BEGIN EXCERPTED RECORDS
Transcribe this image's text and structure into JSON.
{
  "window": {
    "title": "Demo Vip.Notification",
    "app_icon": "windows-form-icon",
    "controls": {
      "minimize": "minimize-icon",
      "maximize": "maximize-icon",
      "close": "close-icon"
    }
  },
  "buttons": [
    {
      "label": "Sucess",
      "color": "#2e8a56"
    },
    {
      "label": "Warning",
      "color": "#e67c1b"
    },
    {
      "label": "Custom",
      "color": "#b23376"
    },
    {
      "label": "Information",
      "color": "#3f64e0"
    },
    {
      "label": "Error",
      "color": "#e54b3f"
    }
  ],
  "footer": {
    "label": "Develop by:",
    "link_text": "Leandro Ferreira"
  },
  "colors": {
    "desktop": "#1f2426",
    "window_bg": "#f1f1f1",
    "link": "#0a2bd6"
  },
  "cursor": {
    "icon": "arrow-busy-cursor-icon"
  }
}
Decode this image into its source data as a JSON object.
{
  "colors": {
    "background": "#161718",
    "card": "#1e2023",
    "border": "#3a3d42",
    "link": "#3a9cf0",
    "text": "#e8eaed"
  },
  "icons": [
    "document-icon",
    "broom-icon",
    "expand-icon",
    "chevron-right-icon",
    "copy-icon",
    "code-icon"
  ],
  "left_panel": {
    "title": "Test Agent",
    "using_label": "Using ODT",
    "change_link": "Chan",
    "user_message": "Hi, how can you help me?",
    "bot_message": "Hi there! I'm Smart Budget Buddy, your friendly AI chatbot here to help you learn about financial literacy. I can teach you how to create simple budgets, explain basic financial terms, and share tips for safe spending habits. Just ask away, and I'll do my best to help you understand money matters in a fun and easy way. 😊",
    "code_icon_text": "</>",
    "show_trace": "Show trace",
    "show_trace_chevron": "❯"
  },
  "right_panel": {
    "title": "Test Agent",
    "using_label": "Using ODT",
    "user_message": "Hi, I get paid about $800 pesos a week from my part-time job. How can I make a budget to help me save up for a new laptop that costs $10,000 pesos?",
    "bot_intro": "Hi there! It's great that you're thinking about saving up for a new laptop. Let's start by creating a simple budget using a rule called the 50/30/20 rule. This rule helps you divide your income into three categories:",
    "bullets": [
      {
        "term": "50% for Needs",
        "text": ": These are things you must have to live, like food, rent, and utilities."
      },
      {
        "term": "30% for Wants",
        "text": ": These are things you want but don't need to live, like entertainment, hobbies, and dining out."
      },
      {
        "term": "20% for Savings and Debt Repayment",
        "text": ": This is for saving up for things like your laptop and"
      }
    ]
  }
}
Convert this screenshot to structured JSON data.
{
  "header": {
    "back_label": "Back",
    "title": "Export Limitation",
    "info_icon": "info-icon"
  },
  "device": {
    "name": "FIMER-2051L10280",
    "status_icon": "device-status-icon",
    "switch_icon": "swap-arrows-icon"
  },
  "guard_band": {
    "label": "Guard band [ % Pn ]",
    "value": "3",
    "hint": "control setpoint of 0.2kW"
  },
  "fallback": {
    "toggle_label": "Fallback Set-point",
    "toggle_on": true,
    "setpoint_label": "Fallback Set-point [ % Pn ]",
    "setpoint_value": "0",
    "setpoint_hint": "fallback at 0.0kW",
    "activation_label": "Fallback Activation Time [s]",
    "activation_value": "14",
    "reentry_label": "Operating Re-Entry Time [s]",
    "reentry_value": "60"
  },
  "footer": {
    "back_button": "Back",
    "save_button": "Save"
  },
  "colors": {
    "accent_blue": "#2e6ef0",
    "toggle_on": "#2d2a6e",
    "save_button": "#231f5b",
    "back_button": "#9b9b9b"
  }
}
END EXCERPTED RECORDS
TASK REQUIREMENTS: In the records above, locate every line with the string "that" and copy it.

THE RESULT:
    "user_message": "Hi, I get paid about $800 pesos a week from my part-time job. How can I make a budget to help me save up for a new laptop that costs $10,000 pesos?",
    "bot_intro": "Hi there! It's great that you're thinking about saving up for a new laptop. Let's start by creating a simple budget using a rule called the 50/30/20 rule. This rule helps you divide your income into three categories:",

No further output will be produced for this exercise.